## start
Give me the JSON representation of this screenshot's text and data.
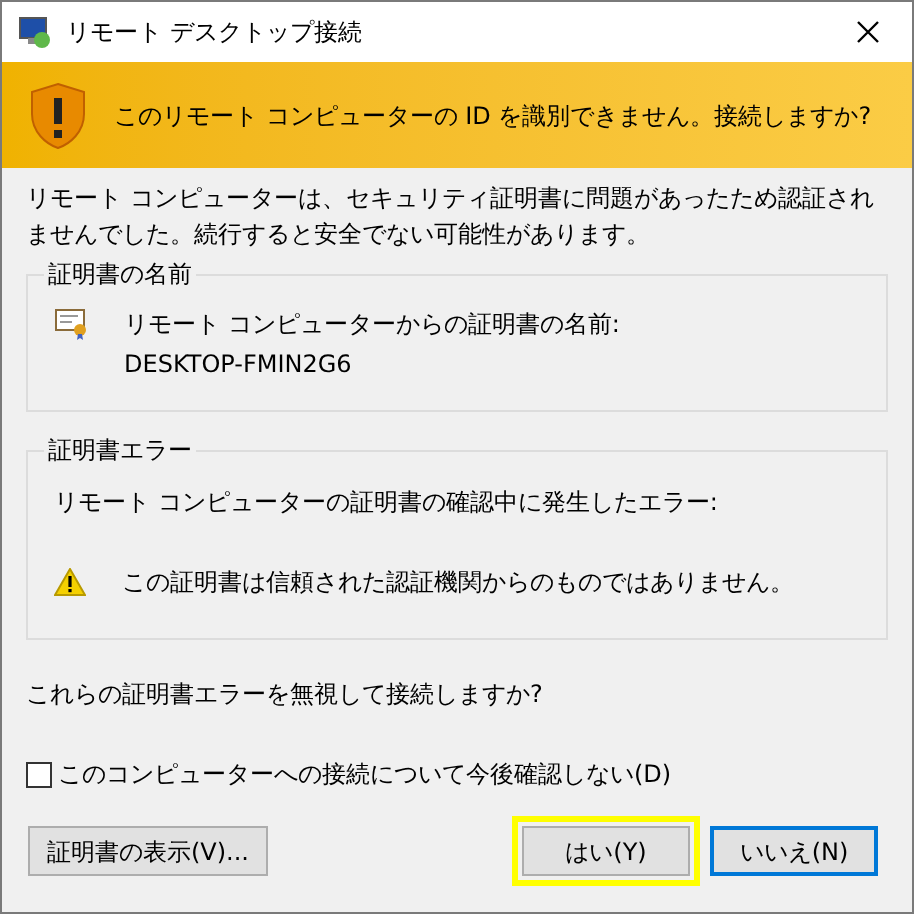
{
  "window": {
    "title": "リモート デスクトップ接続"
  },
  "banner": {
    "text": "このリモート コンピューターの ID を識別できません。接続しますか?"
  },
  "description": "リモート コンピューターは、セキュリティ証明書に問題があったため認証されませんでした。続行すると安全でない可能性があります。",
  "certificate_name_group": {
    "title": "証明書の名前",
    "label": "リモート コンピューターからの証明書の名前:",
    "value": "DESKTOP-FMIN2G6"
  },
  "certificate_error_group": {
    "title": "証明書エラー",
    "intro": "リモート コンピューターの証明書の確認中に発生したエラー:",
    "errors": [
      "この証明書は信頼された認証機関からのものではありません。"
    ]
  },
  "question": "これらの証明書エラーを無視して接続しますか?",
  "dont_ask_checkbox": {
    "label": "このコンピューターへの接続について今後確認しない(D)",
    "checked": false
  },
  "buttons": [
    {
      "label": "証明書の表示(V)...",
      "kind": "secondary",
      "highlighted": false
    },
    {
      "label": "はい(Y)",
      "kind": "secondary",
      "highlighted": true
    },
    {
      "label": "いいえ(N)",
      "kind": "default",
      "highlighted": false
    }
  ]
}
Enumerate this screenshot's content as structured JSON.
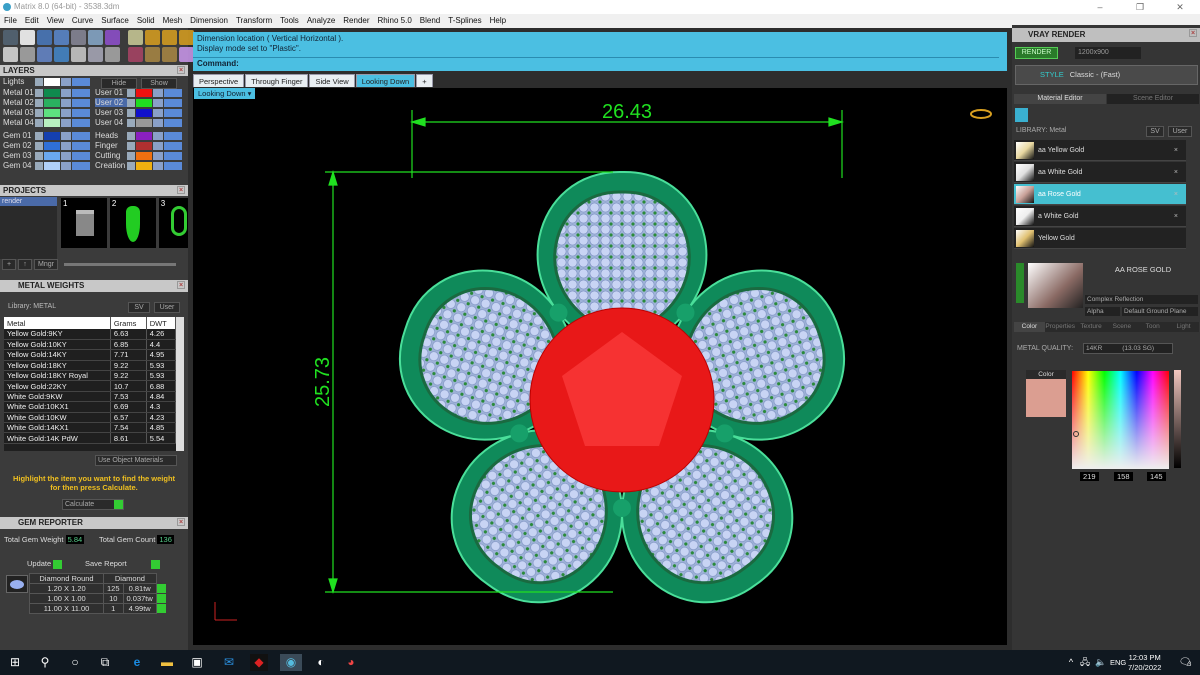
{
  "window": {
    "title": "Matrix 8.0 (64-bit) - 3538.3dm",
    "controls": [
      "–",
      "❐",
      "✕"
    ]
  },
  "menu": [
    "File",
    "Edit",
    "View",
    "Curve",
    "Surface",
    "Solid",
    "Mesh",
    "Dimension",
    "Transform",
    "Tools",
    "Analyze",
    "Render",
    "Rhino 5.0",
    "Blend",
    "T-Splines",
    "Help"
  ],
  "layers": {
    "title": "LAYERS",
    "hide": "Hide",
    "show": "Show",
    "left": [
      {
        "name": "Lights",
        "color": "#ffffff"
      },
      {
        "name": "Metal 01",
        "color": "#0f8a4e"
      },
      {
        "name": "Metal 02",
        "color": "#2ab060"
      },
      {
        "name": "Metal 03",
        "color": "#5ee080"
      },
      {
        "name": "Metal 04",
        "color": "#b8f0c0"
      },
      {
        "name": "Gem 01",
        "color": "#1540b0"
      },
      {
        "name": "Gem 02",
        "color": "#2f70d8"
      },
      {
        "name": "Gem 03",
        "color": "#6aa8f0"
      },
      {
        "name": "Gem 04",
        "color": "#b0d0f8"
      }
    ],
    "right": [
      {
        "name": "User 01",
        "color": "#ee1010"
      },
      {
        "name": "User 02",
        "color": "#20dd20"
      },
      {
        "name": "User 03",
        "color": "#1010cc"
      },
      {
        "name": "User 04",
        "color": "#999999"
      },
      {
        "name": "Heads",
        "color": "#8a20c0"
      },
      {
        "name": "Finger",
        "color": "#b03030"
      },
      {
        "name": "Cutting",
        "color": "#f07010"
      },
      {
        "name": "Creation",
        "color": "#f0b010"
      }
    ]
  },
  "projects": {
    "title": "PROJECTS",
    "items": [
      "render"
    ],
    "thumbs": [
      "1",
      "2",
      "3"
    ],
    "mngr": "Mngr"
  },
  "metal_weights": {
    "title": "METAL WEIGHTS",
    "library": "Library: METAL",
    "sv": "SV",
    "user": "User",
    "columns": [
      "Metal",
      "Grams",
      "DWT"
    ],
    "rows": [
      [
        "Yellow Gold:9KY",
        "6.63",
        "4.26"
      ],
      [
        "Yellow Gold:10KY",
        "6.85",
        "4.4"
      ],
      [
        "Yellow Gold:14KY",
        "7.71",
        "4.95"
      ],
      [
        "Yellow Gold:18KY",
        "9.22",
        "5.93"
      ],
      [
        "Yellow Gold:18KY Royal",
        "9.22",
        "5.93"
      ],
      [
        "Yellow Gold:22KY",
        "10.7",
        "6.88"
      ],
      [
        "White Gold:9KW",
        "7.53",
        "4.84"
      ],
      [
        "White Gold:10KX1",
        "6.69",
        "4.3"
      ],
      [
        "White Gold:10KW",
        "6.57",
        "4.23"
      ],
      [
        "White Gold:14KX1",
        "7.54",
        "4.85"
      ],
      [
        "White Gold:14K PdW",
        "8.61",
        "5.54"
      ]
    ],
    "use_object_materials": "Use Object Materials",
    "hint": "Highlight the item you want to find the weight for then press Calculate.",
    "calculate": "Calculate"
  },
  "gem_reporter": {
    "title": "GEM REPORTER",
    "total_weight_label": "Total Gem Weight",
    "total_weight": "5.84",
    "total_count_label": "Total Gem Count",
    "total_count": "136",
    "update": "Update",
    "save_report": "Save Report",
    "headers": [
      "Diamond Round",
      "Diamond"
    ],
    "rows": [
      [
        "1.20 X 1.20",
        "125",
        "0.81tw"
      ],
      [
        "1.00 X 1.00",
        "10",
        "0.037tw"
      ],
      [
        "11.00 X 11.00",
        "1",
        "4.99tw"
      ]
    ]
  },
  "command": {
    "line1": "Dimension location ( Vertical  Horizontal ).",
    "line2": "Display mode set to \"Plastic\".",
    "prompt": "Command:"
  },
  "viewport": {
    "tabs": [
      "Perspective",
      "Through Finger",
      "Side View",
      "Looking Down"
    ],
    "active_tab": "Looking Down",
    "label": "Looking Down",
    "dim_horizontal": "26.43",
    "dim_vertical": "25.73"
  },
  "vray": {
    "title": "VRAY RENDER",
    "render": "RENDER",
    "resolution": "1200x900",
    "style_label": "STYLE",
    "style": "Classic - (Fast)",
    "tabs": [
      "Material Editor",
      "Scene Editor"
    ],
    "library": "LIBRARY: Metal",
    "sv": "SV",
    "user": "User",
    "materials": [
      "aa Yellow Gold",
      "aa White Gold",
      "aa Rose Gold",
      "a White Gold",
      "Yellow Gold"
    ],
    "selected_material": "aa Rose Gold",
    "material_name": "AA ROSE GOLD",
    "reflection": "Complex Reflection",
    "alpha": "Alpha",
    "ground": "Default Ground Plane",
    "subtabs": [
      "Color",
      "Properties",
      "Texture",
      "Scene",
      "Toon",
      "Light"
    ],
    "metal_quality_label": "METAL QUALITY:",
    "metal_quality": "14KR",
    "metal_quality_density": "(13.03 SG)",
    "color_label": "Color",
    "swatch": "#db9e91",
    "r": "219",
    "g": "158",
    "b": "145"
  },
  "taskbar": {
    "lang": "ENG",
    "time": "12:03 PM",
    "date": "7/20/2022",
    "notifications": "3"
  },
  "colors": {
    "accent": "#4bbfe2",
    "gem": "#e81818",
    "metal": "#0f8a5a",
    "dimension": "#20e020"
  }
}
## end
Instructions to follow:
Give all the entries again exactly, dropping each picture.

Result of this task:
Give me the JSON representation of this screenshot's text and data.
{
  "window": {
    "title": "リモート デスクトップ接続"
  },
  "banner": {
    "text": "このリモート コンピューターの ID を識別できません。接続しますか?"
  },
  "description": "リモート コンピューターは、セキュリティ証明書に問題があったため認証されませんでした。続行すると安全でない可能性があります。",
  "certificate_name_group": {
    "title": "証明書の名前",
    "label": "リモート コンピューターからの証明書の名前:",
    "value": "DESKTOP-FMIN2G6"
  },
  "certificate_error_group": {
    "title": "証明書エラー",
    "intro": "リモート コンピューターの証明書の確認中に発生したエラー:",
    "errors": [
      "この証明書は信頼された認証機関からのものではありません。"
    ]
  },
  "question": "これらの証明書エラーを無視して接続しますか?",
  "dont_ask_checkbox": {
    "label": "このコンピューターへの接続について今後確認しない(D)",
    "checked": false
  },
  "buttons": [
    {
      "label": "証明書の表示(V)...",
      "kind": "secondary",
      "highlighted": false
    },
    {
      "label": "はい(Y)",
      "kind": "secondary",
      "highlighted": true
    },
    {
      "label": "いいえ(N)",
      "kind": "default",
      "highlighted": false
    }
  ]
}
Enumerate this screenshot's content as structured JSON.
{
  "window": {
    "title": "Matrix 8.0 (64-bit) - 3538.3dm",
    "controls": [
      "–",
      "❐",
      "✕"
    ]
  },
  "menu": [
    "File",
    "Edit",
    "View",
    "Curve",
    "Surface",
    "Solid",
    "Mesh",
    "Dimension",
    "Transform",
    "Tools",
    "Analyze",
    "Render",
    "Rhino 5.0",
    "Blend",
    "T-Splines",
    "Help"
  ],
  "layers": {
    "title": "LAYERS",
    "hide": "Hide",
    "show": "Show",
    "left": [
      {
        "name": "Lights",
        "color": "#ffffff"
      },
      {
        "name": "Metal 01",
        "color": "#0f8a4e"
      },
      {
        "name": "Metal 02",
        "color": "#2ab060"
      },
      {
        "name": "Metal 03",
        "color": "#5ee080"
      },
      {
        "name": "Metal 04",
        "color": "#b8f0c0"
      },
      {
        "name": "Gem 01",
        "color": "#1540b0"
      },
      {
        "name": "Gem 02",
        "color": "#2f70d8"
      },
      {
        "name": "Gem 03",
        "color": "#6aa8f0"
      },
      {
        "name": "Gem 04",
        "color": "#b0d0f8"
      }
    ],
    "right": [
      {
        "name": "User 01",
        "color": "#ee1010"
      },
      {
        "name": "User 02",
        "color": "#20dd20"
      },
      {
        "name": "User 03",
        "color": "#1010cc"
      },
      {
        "name": "User 04",
        "color": "#999999"
      },
      {
        "name": "Heads",
        "color": "#8a20c0"
      },
      {
        "name": "Finger",
        "color": "#b03030"
      },
      {
        "name": "Cutting",
        "color": "#f07010"
      },
      {
        "name": "Creation",
        "color": "#f0b010"
      }
    ]
  },
  "projects": {
    "title": "PROJECTS",
    "items": [
      "render"
    ],
    "thumbs": [
      "1",
      "2",
      "3"
    ],
    "mngr": "Mngr"
  },
  "metal_weights": {
    "title": "METAL WEIGHTS",
    "library": "Library: METAL",
    "sv": "SV",
    "user": "User",
    "columns": [
      "Metal",
      "Grams",
      "DWT"
    ],
    "rows": [
      [
        "Yellow Gold:9KY",
        "6.63",
        "4.26"
      ],
      [
        "Yellow Gold:10KY",
        "6.85",
        "4.4"
      ],
      [
        "Yellow Gold:14KY",
        "7.71",
        "4.95"
      ],
      [
        "Yellow Gold:18KY",
        "9.22",
        "5.93"
      ],
      [
        "Yellow Gold:18KY Royal",
        "9.22",
        "5.93"
      ],
      [
        "Yellow Gold:22KY",
        "10.7",
        "6.88"
      ],
      [
        "White Gold:9KW",
        "7.53",
        "4.84"
      ],
      [
        "White Gold:10KX1",
        "6.69",
        "4.3"
      ],
      [
        "White Gold:10KW",
        "6.57",
        "4.23"
      ],
      [
        "White Gold:14KX1",
        "7.54",
        "4.85"
      ],
      [
        "White Gold:14K PdW",
        "8.61",
        "5.54"
      ]
    ],
    "use_object_materials": "Use Object Materials",
    "hint": "Highlight the item you want to find the weight for then press Calculate.",
    "calculate": "Calculate"
  },
  "gem_reporter": {
    "title": "GEM REPORTER",
    "total_weight_label": "Total Gem Weight",
    "total_weight": "5.84",
    "total_count_label": "Total Gem Count",
    "total_count": "136",
    "update": "Update",
    "save_report": "Save Report",
    "headers": [
      "Diamond Round",
      "Diamond"
    ],
    "rows": [
      [
        "1.20 X 1.20",
        "125",
        "0.81tw"
      ],
      [
        "1.00 X 1.00",
        "10",
        "0.037tw"
      ],
      [
        "11.00 X 11.00",
        "1",
        "4.99tw"
      ]
    ]
  },
  "command": {
    "line1": "Dimension location ( Vertical  Horizontal ).",
    "line2": "Display mode set to \"Plastic\".",
    "prompt": "Command:"
  },
  "viewport": {
    "tabs": [
      "Perspective",
      "Through Finger",
      "Side View",
      "Looking Down"
    ],
    "active_tab": "Looking Down",
    "label": "Looking Down",
    "dim_horizontal": "26.43",
    "dim_vertical": "25.73"
  },
  "vray": {
    "title": "VRAY RENDER",
    "render": "RENDER",
    "resolution": "1200x900",
    "style_label": "STYLE",
    "style": "Classic - (Fast)",
    "tabs": [
      "Material Editor",
      "Scene Editor"
    ],
    "library": "LIBRARY: Metal",
    "sv": "SV",
    "user": "User",
    "materials": [
      "aa Yellow Gold",
      "aa White Gold",
      "aa Rose Gold",
      "a White Gold",
      "Yellow Gold"
    ],
    "selected_material": "aa Rose Gold",
    "material_name": "AA ROSE GOLD",
    "reflection": "Complex Reflection",
    "alpha": "Alpha",
    "ground": "Default Ground Plane",
    "subtabs": [
      "Color",
      "Properties",
      "Texture",
      "Scene",
      "Toon",
      "Light"
    ],
    "metal_quality_label": "METAL QUALITY:",
    "metal_quality": "14KR",
    "metal_quality_density": "(13.03 SG)",
    "color_label": "Color",
    "swatch": "#db9e91",
    "r": "219",
    "g": "158",
    "b": "145"
  },
  "taskbar": {
    "lang": "ENG",
    "time": "12:03 PM",
    "date": "7/20/2022",
    "notifications": "3"
  },
  "colors": {
    "accent": "#4bbfe2",
    "gem": "#e81818",
    "metal": "#0f8a5a",
    "dimension": "#20e020"
  }
}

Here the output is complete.